(A block of data)
━━━━━━━━━━━━━━━━

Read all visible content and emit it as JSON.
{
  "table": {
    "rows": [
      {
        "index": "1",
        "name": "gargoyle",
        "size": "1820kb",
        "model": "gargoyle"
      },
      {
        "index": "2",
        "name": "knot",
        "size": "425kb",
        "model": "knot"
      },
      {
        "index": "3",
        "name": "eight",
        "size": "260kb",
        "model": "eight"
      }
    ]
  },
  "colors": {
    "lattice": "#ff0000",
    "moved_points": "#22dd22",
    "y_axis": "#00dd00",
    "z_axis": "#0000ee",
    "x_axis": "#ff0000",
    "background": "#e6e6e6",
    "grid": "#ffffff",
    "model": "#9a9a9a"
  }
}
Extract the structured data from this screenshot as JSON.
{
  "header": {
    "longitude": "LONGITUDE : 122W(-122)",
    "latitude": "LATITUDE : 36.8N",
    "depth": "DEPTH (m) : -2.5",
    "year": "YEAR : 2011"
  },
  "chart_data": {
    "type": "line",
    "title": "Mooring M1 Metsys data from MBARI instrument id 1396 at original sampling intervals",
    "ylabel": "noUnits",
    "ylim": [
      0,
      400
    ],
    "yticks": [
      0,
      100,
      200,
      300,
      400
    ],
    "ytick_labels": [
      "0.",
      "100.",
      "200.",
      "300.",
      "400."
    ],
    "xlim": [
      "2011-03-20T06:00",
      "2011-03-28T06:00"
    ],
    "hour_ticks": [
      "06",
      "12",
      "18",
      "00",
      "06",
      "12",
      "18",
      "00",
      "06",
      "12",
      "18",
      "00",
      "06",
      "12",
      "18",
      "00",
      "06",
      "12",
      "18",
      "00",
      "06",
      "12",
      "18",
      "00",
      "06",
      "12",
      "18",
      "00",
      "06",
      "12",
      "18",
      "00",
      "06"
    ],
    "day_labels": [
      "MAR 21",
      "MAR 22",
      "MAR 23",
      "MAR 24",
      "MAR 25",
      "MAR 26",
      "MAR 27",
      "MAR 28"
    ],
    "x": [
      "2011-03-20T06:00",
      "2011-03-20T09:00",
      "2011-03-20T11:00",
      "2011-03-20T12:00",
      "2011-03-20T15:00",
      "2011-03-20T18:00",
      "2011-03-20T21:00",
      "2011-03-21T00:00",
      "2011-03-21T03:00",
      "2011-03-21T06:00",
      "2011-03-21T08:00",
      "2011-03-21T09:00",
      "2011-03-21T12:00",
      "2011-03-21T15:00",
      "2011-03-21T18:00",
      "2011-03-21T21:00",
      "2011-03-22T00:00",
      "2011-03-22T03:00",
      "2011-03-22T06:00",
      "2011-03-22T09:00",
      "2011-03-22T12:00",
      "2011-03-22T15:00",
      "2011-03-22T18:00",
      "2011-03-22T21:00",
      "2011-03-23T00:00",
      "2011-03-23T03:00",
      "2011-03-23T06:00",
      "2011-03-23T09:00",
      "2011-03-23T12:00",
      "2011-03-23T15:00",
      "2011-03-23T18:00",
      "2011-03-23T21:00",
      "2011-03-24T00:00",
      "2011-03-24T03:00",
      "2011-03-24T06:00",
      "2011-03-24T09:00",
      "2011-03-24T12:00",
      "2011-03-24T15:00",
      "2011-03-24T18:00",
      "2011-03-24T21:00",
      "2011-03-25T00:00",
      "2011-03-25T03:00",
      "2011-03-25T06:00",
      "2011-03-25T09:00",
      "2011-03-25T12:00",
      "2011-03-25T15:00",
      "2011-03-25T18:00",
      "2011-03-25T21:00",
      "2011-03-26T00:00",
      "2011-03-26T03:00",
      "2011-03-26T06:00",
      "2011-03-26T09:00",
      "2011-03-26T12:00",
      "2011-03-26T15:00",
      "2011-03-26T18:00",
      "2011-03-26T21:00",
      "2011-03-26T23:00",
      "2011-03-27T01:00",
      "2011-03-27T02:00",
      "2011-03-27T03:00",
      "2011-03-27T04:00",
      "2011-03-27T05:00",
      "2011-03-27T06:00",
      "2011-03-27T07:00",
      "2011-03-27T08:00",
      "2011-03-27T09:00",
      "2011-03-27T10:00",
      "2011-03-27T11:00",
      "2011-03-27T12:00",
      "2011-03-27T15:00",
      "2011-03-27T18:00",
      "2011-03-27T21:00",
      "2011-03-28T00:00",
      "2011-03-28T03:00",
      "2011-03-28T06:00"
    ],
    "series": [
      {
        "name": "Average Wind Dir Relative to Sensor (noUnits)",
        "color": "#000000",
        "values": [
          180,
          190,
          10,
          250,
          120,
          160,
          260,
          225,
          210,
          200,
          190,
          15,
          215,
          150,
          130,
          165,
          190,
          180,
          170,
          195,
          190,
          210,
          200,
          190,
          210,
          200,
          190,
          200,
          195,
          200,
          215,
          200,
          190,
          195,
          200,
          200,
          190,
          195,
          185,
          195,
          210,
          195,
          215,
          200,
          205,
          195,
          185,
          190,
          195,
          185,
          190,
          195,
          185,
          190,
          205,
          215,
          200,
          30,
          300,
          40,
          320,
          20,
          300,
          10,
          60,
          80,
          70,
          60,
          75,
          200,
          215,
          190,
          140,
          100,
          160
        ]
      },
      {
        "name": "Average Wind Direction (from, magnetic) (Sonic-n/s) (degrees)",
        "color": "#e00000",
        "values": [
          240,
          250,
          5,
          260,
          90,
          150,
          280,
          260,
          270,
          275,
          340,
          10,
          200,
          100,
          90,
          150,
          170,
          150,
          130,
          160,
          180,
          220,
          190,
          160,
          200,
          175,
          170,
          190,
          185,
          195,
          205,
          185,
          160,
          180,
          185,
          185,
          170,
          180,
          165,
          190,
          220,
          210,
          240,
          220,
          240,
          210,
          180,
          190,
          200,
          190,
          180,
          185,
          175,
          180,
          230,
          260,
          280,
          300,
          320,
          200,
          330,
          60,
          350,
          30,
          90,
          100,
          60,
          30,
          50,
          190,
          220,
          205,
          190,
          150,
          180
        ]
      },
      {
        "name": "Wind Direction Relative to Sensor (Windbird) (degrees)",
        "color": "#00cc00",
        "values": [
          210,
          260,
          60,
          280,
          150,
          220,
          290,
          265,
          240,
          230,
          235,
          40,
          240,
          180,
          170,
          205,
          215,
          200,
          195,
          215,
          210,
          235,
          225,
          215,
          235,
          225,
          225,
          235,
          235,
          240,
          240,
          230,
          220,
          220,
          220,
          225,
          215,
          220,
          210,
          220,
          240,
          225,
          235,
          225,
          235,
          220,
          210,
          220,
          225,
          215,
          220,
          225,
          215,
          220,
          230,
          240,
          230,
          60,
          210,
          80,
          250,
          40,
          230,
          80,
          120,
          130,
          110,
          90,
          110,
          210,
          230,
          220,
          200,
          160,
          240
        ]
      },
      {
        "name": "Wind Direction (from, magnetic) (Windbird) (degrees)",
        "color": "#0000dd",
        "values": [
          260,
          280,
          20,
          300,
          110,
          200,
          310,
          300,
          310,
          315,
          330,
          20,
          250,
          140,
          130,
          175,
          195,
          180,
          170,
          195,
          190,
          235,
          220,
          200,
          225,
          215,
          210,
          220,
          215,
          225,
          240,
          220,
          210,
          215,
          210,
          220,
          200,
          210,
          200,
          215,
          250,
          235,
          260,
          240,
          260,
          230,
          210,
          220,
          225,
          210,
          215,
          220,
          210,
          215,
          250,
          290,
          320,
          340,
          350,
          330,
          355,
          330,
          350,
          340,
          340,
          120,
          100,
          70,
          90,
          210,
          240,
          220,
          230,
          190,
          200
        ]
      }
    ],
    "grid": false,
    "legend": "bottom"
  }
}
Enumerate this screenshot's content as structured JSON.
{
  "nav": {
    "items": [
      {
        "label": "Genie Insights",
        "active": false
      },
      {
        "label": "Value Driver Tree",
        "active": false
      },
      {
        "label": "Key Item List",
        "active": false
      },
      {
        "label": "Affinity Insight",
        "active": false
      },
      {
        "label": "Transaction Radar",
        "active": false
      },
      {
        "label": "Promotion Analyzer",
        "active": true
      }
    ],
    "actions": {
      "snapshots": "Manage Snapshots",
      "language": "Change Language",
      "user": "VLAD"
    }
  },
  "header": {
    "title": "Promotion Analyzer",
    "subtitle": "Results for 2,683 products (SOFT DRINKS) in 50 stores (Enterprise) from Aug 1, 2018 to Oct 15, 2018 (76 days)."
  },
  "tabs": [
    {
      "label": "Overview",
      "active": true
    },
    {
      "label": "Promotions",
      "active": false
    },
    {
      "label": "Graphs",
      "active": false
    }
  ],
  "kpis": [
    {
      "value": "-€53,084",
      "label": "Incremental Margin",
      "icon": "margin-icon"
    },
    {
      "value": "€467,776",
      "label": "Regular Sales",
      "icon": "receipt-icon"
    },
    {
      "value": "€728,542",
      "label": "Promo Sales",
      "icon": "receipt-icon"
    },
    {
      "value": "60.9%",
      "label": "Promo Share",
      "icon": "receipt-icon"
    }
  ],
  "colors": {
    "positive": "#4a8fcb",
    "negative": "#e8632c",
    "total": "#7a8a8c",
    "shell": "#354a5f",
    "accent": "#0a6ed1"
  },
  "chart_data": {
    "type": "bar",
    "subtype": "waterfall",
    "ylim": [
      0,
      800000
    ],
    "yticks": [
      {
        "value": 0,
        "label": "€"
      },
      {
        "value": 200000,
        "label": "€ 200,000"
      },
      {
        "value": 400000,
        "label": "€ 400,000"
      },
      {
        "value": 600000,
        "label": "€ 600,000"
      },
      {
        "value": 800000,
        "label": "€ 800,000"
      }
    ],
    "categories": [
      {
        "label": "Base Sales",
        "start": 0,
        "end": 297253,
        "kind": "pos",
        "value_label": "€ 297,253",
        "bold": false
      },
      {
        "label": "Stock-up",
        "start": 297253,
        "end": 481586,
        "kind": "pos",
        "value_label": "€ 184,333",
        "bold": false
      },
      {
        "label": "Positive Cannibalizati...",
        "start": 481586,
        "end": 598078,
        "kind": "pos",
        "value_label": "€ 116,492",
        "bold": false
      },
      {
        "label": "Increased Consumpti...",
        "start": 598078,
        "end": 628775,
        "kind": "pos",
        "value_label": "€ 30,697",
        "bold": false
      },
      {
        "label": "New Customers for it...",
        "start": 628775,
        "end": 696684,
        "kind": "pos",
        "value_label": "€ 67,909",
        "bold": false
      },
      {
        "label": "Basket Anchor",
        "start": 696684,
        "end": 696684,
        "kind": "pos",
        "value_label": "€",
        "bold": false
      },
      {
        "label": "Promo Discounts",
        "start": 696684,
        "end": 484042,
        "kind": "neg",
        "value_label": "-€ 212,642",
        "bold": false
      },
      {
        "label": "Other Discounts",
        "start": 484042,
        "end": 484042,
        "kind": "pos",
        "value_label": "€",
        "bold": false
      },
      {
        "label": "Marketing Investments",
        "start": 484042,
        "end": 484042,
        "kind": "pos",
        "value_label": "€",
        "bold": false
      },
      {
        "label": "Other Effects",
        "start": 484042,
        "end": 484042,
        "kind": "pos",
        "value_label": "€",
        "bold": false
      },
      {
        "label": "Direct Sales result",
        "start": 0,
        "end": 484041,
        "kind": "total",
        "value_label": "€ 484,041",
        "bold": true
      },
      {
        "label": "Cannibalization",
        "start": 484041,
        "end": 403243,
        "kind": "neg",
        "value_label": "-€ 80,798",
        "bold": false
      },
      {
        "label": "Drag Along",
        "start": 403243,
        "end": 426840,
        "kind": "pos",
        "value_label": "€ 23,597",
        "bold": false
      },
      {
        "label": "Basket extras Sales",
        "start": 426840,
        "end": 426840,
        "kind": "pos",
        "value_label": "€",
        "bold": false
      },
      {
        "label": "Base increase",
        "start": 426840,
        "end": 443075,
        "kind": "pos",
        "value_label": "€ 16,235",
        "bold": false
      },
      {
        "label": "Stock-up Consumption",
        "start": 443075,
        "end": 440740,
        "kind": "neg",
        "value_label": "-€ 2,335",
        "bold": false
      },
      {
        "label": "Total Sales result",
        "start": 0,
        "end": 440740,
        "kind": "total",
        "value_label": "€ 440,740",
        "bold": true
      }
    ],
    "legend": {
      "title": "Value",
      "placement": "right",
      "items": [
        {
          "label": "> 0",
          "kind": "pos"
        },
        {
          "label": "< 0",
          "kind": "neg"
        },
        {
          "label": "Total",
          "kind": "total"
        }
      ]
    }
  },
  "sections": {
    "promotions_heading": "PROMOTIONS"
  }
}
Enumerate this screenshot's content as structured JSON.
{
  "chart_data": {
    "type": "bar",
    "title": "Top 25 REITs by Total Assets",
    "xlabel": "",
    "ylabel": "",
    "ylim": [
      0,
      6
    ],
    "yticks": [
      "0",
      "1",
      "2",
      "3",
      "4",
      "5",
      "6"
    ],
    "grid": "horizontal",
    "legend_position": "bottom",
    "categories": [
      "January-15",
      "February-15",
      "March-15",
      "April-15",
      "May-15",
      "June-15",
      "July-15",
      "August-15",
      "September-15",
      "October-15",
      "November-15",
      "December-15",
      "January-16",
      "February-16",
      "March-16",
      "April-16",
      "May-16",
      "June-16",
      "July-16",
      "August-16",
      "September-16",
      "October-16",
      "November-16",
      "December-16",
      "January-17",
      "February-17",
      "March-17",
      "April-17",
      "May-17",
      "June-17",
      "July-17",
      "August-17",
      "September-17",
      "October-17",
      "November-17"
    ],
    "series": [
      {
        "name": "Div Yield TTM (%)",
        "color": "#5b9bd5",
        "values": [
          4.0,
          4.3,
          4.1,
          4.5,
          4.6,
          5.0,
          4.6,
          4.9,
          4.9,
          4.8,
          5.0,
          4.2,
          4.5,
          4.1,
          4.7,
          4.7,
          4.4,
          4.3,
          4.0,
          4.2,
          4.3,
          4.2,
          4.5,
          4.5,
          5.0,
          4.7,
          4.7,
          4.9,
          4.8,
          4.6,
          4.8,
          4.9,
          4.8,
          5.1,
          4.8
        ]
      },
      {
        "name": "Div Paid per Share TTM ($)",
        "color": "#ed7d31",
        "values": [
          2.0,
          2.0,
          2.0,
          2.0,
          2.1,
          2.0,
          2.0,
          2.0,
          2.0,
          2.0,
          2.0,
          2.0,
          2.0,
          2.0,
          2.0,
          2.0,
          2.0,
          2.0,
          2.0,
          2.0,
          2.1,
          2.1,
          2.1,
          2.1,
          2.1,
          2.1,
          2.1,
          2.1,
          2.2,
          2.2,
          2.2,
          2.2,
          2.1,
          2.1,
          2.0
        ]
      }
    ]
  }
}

━━━━━━━━━━━━━━━━

## The exercise
Report each line in the data that holds the word "magnetic".

## Solution
        "name": "Average Wind Direction (from, magnetic) (Sonic-n/s) (degrees)",
        "name": "Wind Direction (from, magnetic) (Windbird) (degrees)",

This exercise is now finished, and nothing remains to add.